## YOUR OBJECTIVE
Identify, in the records below, every line where the string "this" appears, and copy each such line.

◇ ◇ ◇ ◇

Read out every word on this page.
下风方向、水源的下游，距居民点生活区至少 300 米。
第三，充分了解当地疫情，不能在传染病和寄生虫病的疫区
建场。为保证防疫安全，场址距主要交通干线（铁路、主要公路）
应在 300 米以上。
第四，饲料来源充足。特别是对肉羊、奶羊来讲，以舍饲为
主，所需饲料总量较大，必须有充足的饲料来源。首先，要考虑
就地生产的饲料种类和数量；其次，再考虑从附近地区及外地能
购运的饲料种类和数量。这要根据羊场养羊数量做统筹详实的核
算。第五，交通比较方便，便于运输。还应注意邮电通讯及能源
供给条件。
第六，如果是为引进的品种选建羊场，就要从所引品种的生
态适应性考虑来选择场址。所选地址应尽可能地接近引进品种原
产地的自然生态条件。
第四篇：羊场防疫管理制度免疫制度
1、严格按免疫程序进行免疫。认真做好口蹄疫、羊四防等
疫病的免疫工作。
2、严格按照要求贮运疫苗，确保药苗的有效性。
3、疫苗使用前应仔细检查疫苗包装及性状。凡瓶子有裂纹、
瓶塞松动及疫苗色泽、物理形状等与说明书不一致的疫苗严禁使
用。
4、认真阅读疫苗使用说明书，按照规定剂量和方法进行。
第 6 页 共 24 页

◇ ◇ ◇ ◇

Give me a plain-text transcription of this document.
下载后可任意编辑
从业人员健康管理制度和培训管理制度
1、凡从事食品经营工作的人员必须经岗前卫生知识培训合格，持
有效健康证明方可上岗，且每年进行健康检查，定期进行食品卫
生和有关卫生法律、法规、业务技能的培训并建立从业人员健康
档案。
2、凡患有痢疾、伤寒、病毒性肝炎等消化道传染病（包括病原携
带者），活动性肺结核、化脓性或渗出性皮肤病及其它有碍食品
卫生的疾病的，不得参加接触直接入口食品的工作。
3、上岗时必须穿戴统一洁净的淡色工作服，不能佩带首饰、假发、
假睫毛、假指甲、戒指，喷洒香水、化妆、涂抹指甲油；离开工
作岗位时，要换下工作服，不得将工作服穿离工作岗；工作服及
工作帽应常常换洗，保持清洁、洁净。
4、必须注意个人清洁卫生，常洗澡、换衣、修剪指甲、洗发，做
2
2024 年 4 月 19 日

◇ ◇ ◇ ◇

## EXERCISE RESPONSE
Read out every word on this page.
Give me a plain-text transcription of this document.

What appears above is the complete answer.